» **Aim**
Below are some records; repeat them all exactly, minus the pictures.

» **Extracted information**
#####

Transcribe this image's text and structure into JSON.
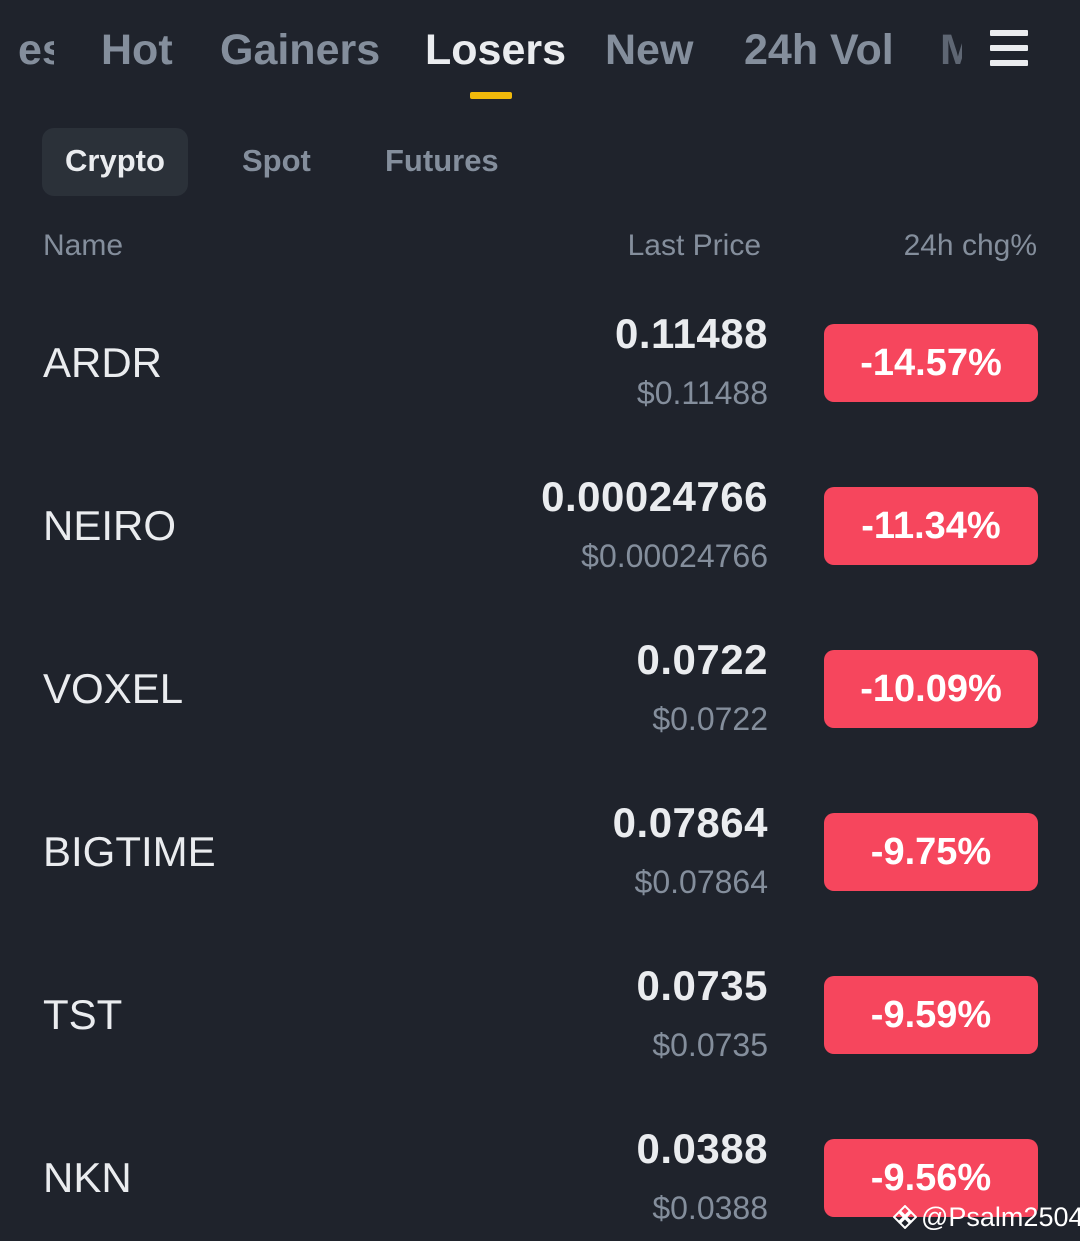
{
  "top_tabs": {
    "items": [
      {
        "label": "es"
      },
      {
        "label": "Hot"
      },
      {
        "label": "Gainers"
      },
      {
        "label": "Losers"
      },
      {
        "label": "New"
      },
      {
        "label": "24h Vol"
      },
      {
        "label": "M"
      }
    ],
    "active": "Losers"
  },
  "sub_tabs": {
    "items": [
      {
        "label": "Crypto"
      },
      {
        "label": "Spot"
      },
      {
        "label": "Futures"
      }
    ],
    "active": "Crypto"
  },
  "columns": {
    "name": "Name",
    "last_price": "Last Price",
    "change": "24h chg%"
  },
  "rows": [
    {
      "symbol": "ARDR",
      "price": "0.11488",
      "fiat": "$0.11488",
      "change": "-14.57%"
    },
    {
      "symbol": "NEIRO",
      "price": "0.00024766",
      "fiat": "$0.00024766",
      "change": "-11.34%"
    },
    {
      "symbol": "VOXEL",
      "price": "0.0722",
      "fiat": "$0.0722",
      "change": "-10.09%"
    },
    {
      "symbol": "BIGTIME",
      "price": "0.07864",
      "fiat": "$0.07864",
      "change": "-9.75%"
    },
    {
      "symbol": "TST",
      "price": "0.0735",
      "fiat": "$0.0735",
      "change": "-9.59%"
    },
    {
      "symbol": "NKN",
      "price": "0.0388",
      "fiat": "$0.0388",
      "change": "-9.56%"
    }
  ],
  "watermark": {
    "text": "@Psalm2504",
    "icon": "binance-diamond-icon"
  },
  "colors": {
    "background": "#1f232c",
    "accent": "#f0b90b",
    "negative": "#f6465d",
    "text_primary": "#eaecef",
    "text_secondary": "#848e9c"
  }
}
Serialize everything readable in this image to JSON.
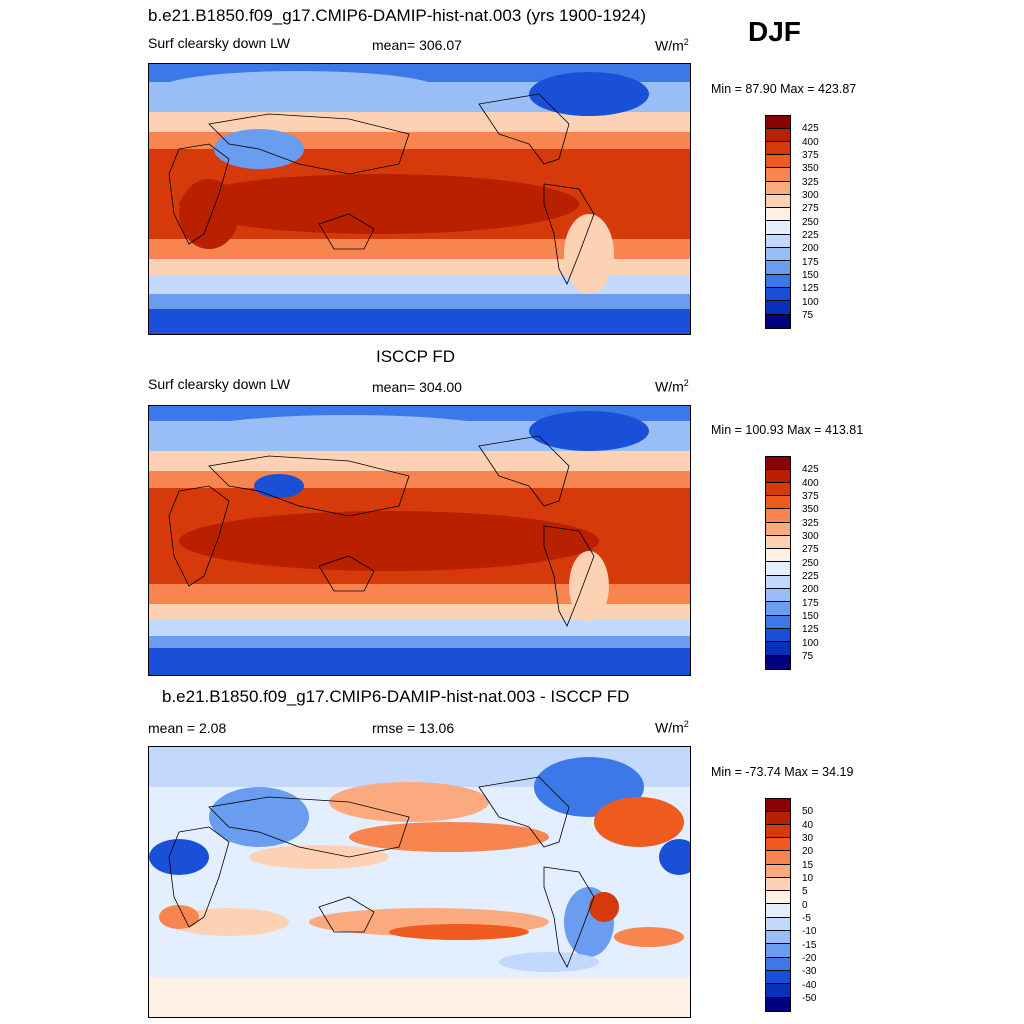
{
  "season": "DJF",
  "units_label": "W/m",
  "units_sup": "2",
  "panels": [
    {
      "title": "b.e21.B1850.f09_g17.CMIP6-DAMIP-hist-nat.003 (yrs 1900-1924)",
      "variable": "Surf clearsky down LW",
      "stat_left": "",
      "stat_mid": "mean= 306.07",
      "minmax": "Min =  87.90 Max = 423.87",
      "colorbar": [
        "425",
        "400",
        "375",
        "350",
        "325",
        "300",
        "275",
        "250",
        "225",
        "200",
        "175",
        "150",
        "125",
        "100",
        "75"
      ]
    },
    {
      "title": "ISCCP FD",
      "variable": "Surf clearsky down LW",
      "stat_left": "",
      "stat_mid": "mean= 304.00",
      "minmax": "Min = 100.93 Max = 413.81",
      "colorbar": [
        "425",
        "400",
        "375",
        "350",
        "325",
        "300",
        "275",
        "250",
        "225",
        "200",
        "175",
        "150",
        "125",
        "100",
        "75"
      ]
    },
    {
      "title": "b.e21.B1850.f09_g17.CMIP6-DAMIP-hist-nat.003 - ISCCP FD",
      "variable": "",
      "stat_left": "mean =   2.08",
      "stat_mid": "rmse =  13.06",
      "minmax": "Min = -73.74 Max =  34.19",
      "colorbar": [
        "50",
        "40",
        "30",
        "20",
        "15",
        "10",
        "5",
        "0",
        "-5",
        "-10",
        "-15",
        "-20",
        "-30",
        "-40",
        "-50"
      ]
    }
  ],
  "colors": {
    "abs_scale": [
      "#8b0000",
      "#b82000",
      "#d63a0a",
      "#ef5a1e",
      "#f88550",
      "#fbaa80",
      "#fdd2b4",
      "#fff0e6",
      "#e3efff",
      "#c2d8fc",
      "#99bdf7",
      "#6a9cf0",
      "#3d78e8",
      "#1a50d8",
      "#0a2fb8",
      "#000080"
    ],
    "diff_scale": [
      "#8b0000",
      "#b82000",
      "#d63a0a",
      "#ef5a1e",
      "#f88550",
      "#fbaa80",
      "#fdd2b4",
      "#fff0e6",
      "#e3efff",
      "#c2d8fc",
      "#99bdf7",
      "#6a9cf0",
      "#3d78e8",
      "#1a50d8",
      "#0a2fb8",
      "#000080"
    ]
  }
}
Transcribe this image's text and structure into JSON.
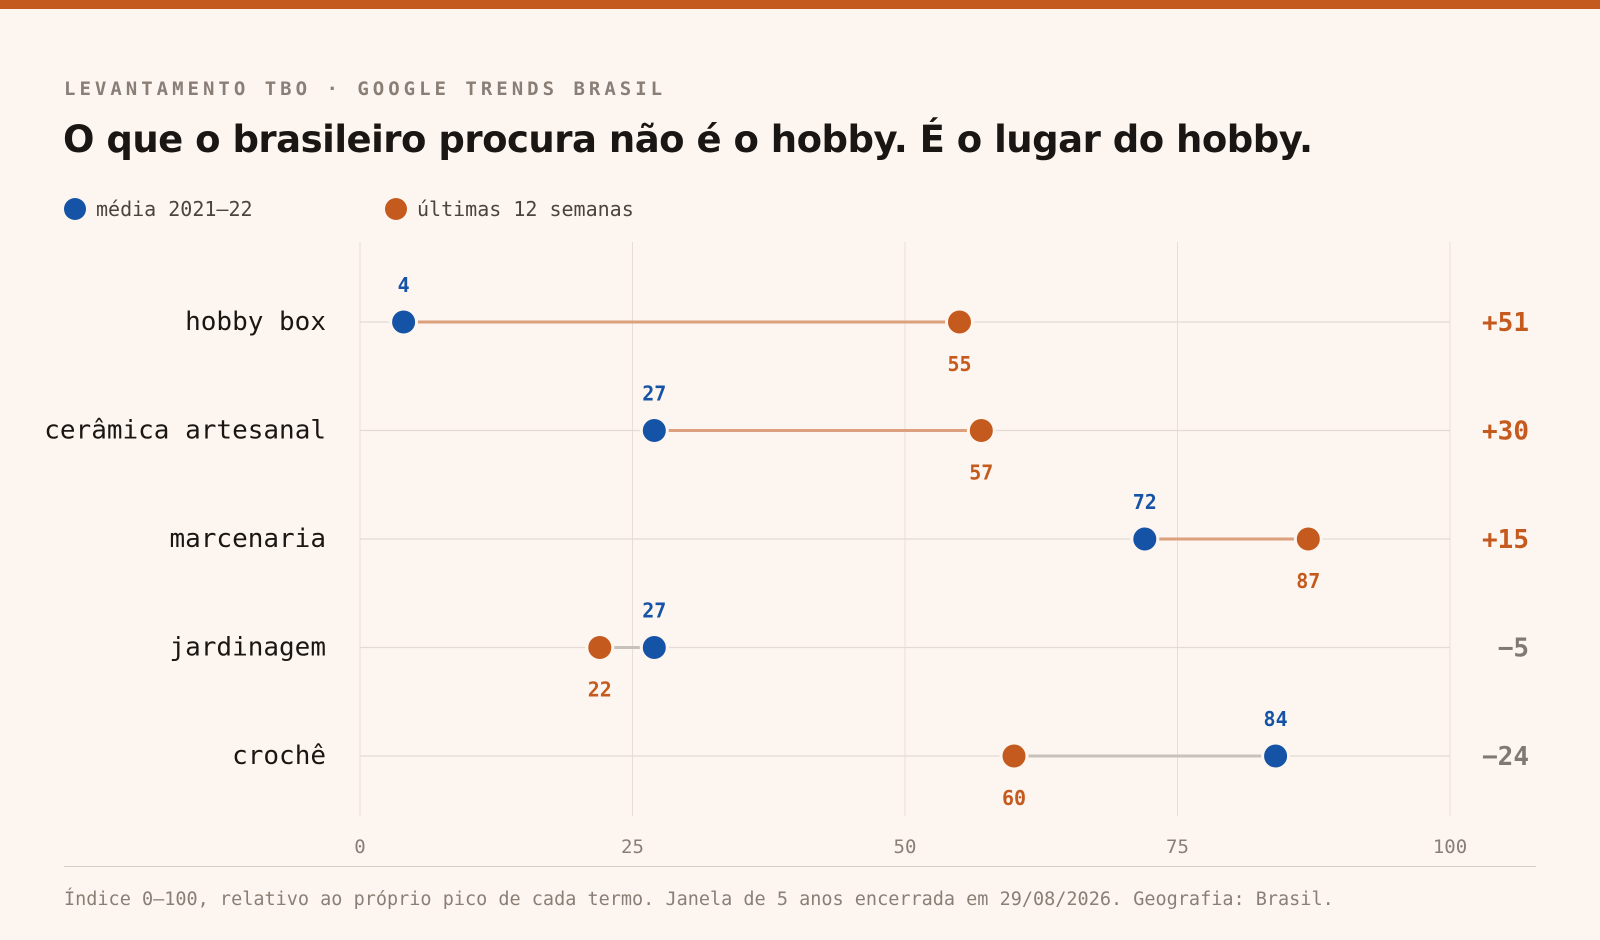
{
  "kicker": "LEVANTAMENTO TBO · GOOGLE TRENDS BRASIL",
  "title": "O que o brasileiro procura não é o hobby. É o lugar do hobby.",
  "colors": {
    "accent": "#c55a1e",
    "baseline": "#1553a6",
    "recent": "#c55a1e",
    "connector_up": "#dca07c",
    "connector_down": "#c7c1bc",
    "delta_down": "#7f7873",
    "background": "#fdf6f0"
  },
  "footnote": "Índice 0–100, relativo ao próprio pico de cada termo. Janela de 5 anos encerrada em 29/08/2026. Geografia: Brasil.",
  "chart_data": {
    "type": "dumbbell",
    "xlim": [
      0,
      100
    ],
    "xticks": [
      0,
      25,
      50,
      75,
      100
    ],
    "grid": true,
    "legend_position": "top-left",
    "series": [
      {
        "name": "média 2021–22",
        "color": "#1553a6"
      },
      {
        "name": "últimas 12 semanas",
        "color": "#c55a1e"
      }
    ],
    "rows": [
      {
        "label": "hobby box",
        "baseline": 4,
        "recent": 55,
        "delta": "+51"
      },
      {
        "label": "cerâmica artesanal",
        "baseline": 27,
        "recent": 57,
        "delta": "+30"
      },
      {
        "label": "marcenaria",
        "baseline": 72,
        "recent": 87,
        "delta": "+15"
      },
      {
        "label": "jardinagem",
        "baseline": 27,
        "recent": 22,
        "delta": "−5"
      },
      {
        "label": "crochê",
        "baseline": 84,
        "recent": 60,
        "delta": "−24"
      }
    ]
  }
}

#####

» **Reply to the exercise**
Transcribe this image's text and structure into JSON.
{
  "top_tabs": {
    "items": [
      {
        "label": "es"
      },
      {
        "label": "Hot"
      },
      {
        "label": "Gainers"
      },
      {
        "label": "Losers"
      },
      {
        "label": "New"
      },
      {
        "label": "24h Vol"
      },
      {
        "label": "M"
      }
    ],
    "active": "Losers"
  },
  "sub_tabs": {
    "items": [
      {
        "label": "Crypto"
      },
      {
        "label": "Spot"
      },
      {
        "label": "Futures"
      }
    ],
    "active": "Crypto"
  },
  "columns": {
    "name": "Name",
    "last_price": "Last Price",
    "change": "24h chg%"
  },
  "rows": [
    {
      "symbol": "ARDR",
      "price": "0.11488",
      "fiat": "$0.11488",
      "change": "-14.57%"
    },
    {
      "symbol": "NEIRO",
      "price": "0.00024766",
      "fiat": "$0.00024766",
      "change": "-11.34%"
    },
    {
      "symbol": "VOXEL",
      "price": "0.0722",
      "fiat": "$0.0722",
      "change": "-10.09%"
    },
    {
      "symbol": "BIGTIME",
      "price": "0.07864",
      "fiat": "$0.07864",
      "change": "-9.75%"
    },
    {
      "symbol": "TST",
      "price": "0.0735",
      "fiat": "$0.0735",
      "change": "-9.59%"
    },
    {
      "symbol": "NKN",
      "price": "0.0388",
      "fiat": "$0.0388",
      "change": "-9.56%"
    }
  ],
  "watermark": {
    "text": "@Psalm2504",
    "icon": "binance-diamond-icon"
  },
  "colors": {
    "background": "#1f232c",
    "accent": "#f0b90b",
    "negative": "#f6465d",
    "text_primary": "#eaecef",
    "text_secondary": "#848e9c"
  }
}
Serialize everything readable in this image to JSON.
{
  "season": "DJF",
  "units_label": "W/m",
  "units_sup": "2",
  "panels": [
    {
      "title": "b.e21.B1850.f09_g17.CMIP6-DAMIP-hist-nat.003 (yrs 1900-1924)",
      "variable": "Surf clearsky down LW",
      "stat_left": "",
      "stat_mid": "mean= 306.07",
      "minmax": "Min =  87.90 Max = 423.87",
      "colorbar": [
        "425",
        "400",
        "375",
        "350",
        "325",
        "300",
        "275",
        "250",
        "225",
        "200",
        "175",
        "150",
        "125",
        "100",
        "75"
      ]
    },
    {
      "title": "ISCCP FD",
      "variable": "Surf clearsky down LW",
      "stat_left": "",
      "stat_mid": "mean= 304.00",
      "minmax": "Min = 100.93 Max = 413.81",
      "colorbar": [
        "425",
        "400",
        "375",
        "350",
        "325",
        "300",
        "275",
        "250",
        "225",
        "200",
        "175",
        "150",
        "125",
        "100",
        "75"
      ]
    },
    {
      "title": "b.e21.B1850.f09_g17.CMIP6-DAMIP-hist-nat.003 - ISCCP FD",
      "variable": "",
      "stat_left": "mean =   2.08",
      "stat_mid": "rmse =  13.06",
      "minmax": "Min = -73.74 Max =  34.19",
      "colorbar": [
        "50",
        "40",
        "30",
        "20",
        "15",
        "10",
        "5",
        "0",
        "-5",
        "-10",
        "-15",
        "-20",
        "-30",
        "-40",
        "-50"
      ]
    }
  ],
  "colors": {
    "abs_scale": [
      "#8b0000",
      "#b82000",
      "#d63a0a",
      "#ef5a1e",
      "#f88550",
      "#fbaa80",
      "#fdd2b4",
      "#fff0e6",
      "#e3efff",
      "#c2d8fc",
      "#99bdf7",
      "#6a9cf0",
      "#3d78e8",
      "#1a50d8",
      "#0a2fb8",
      "#000080"
    ],
    "diff_scale": [
      "#8b0000",
      "#b82000",
      "#d63a0a",
      "#ef5a1e",
      "#f88550",
      "#fbaa80",
      "#fdd2b4",
      "#fff0e6",
      "#e3efff",
      "#c2d8fc",
      "#99bdf7",
      "#6a9cf0",
      "#3d78e8",
      "#1a50d8",
      "#0a2fb8",
      "#000080"
    ]
  }
}
Transcribe this image's text and structure into JSON.
{
  "kicker": "LEVANTAMENTO TBO · GOOGLE TRENDS BRASIL",
  "title": "O que o brasileiro procura não é o hobby. É o lugar do hobby.",
  "colors": {
    "accent": "#c55a1e",
    "baseline": "#1553a6",
    "recent": "#c55a1e",
    "connector_up": "#dca07c",
    "connector_down": "#c7c1bc",
    "delta_down": "#7f7873",
    "background": "#fdf6f0"
  },
  "footnote": "Índice 0–100, relativo ao próprio pico de cada termo. Janela de 5 anos encerrada em 29/08/2026. Geografia: Brasil.",
  "chart_data": {
    "type": "dumbbell",
    "xlim": [
      0,
      100
    ],
    "xticks": [
      0,
      25,
      50,
      75,
      100
    ],
    "grid": true,
    "legend_position": "top-left",
    "series": [
      {
        "name": "média 2021–22",
        "color": "#1553a6"
      },
      {
        "name": "últimas 12 semanas",
        "color": "#c55a1e"
      }
    ],
    "rows": [
      {
        "label": "hobby box",
        "baseline": 4,
        "recent": 55,
        "delta": "+51"
      },
      {
        "label": "cerâmica artesanal",
        "baseline": 27,
        "recent": 57,
        "delta": "+30"
      },
      {
        "label": "marcenaria",
        "baseline": 72,
        "recent": 87,
        "delta": "+15"
      },
      {
        "label": "jardinagem",
        "baseline": 27,
        "recent": 22,
        "delta": "−5"
      },
      {
        "label": "crochê",
        "baseline": 84,
        "recent": 60,
        "delta": "−24"
      }
    ]
  }
}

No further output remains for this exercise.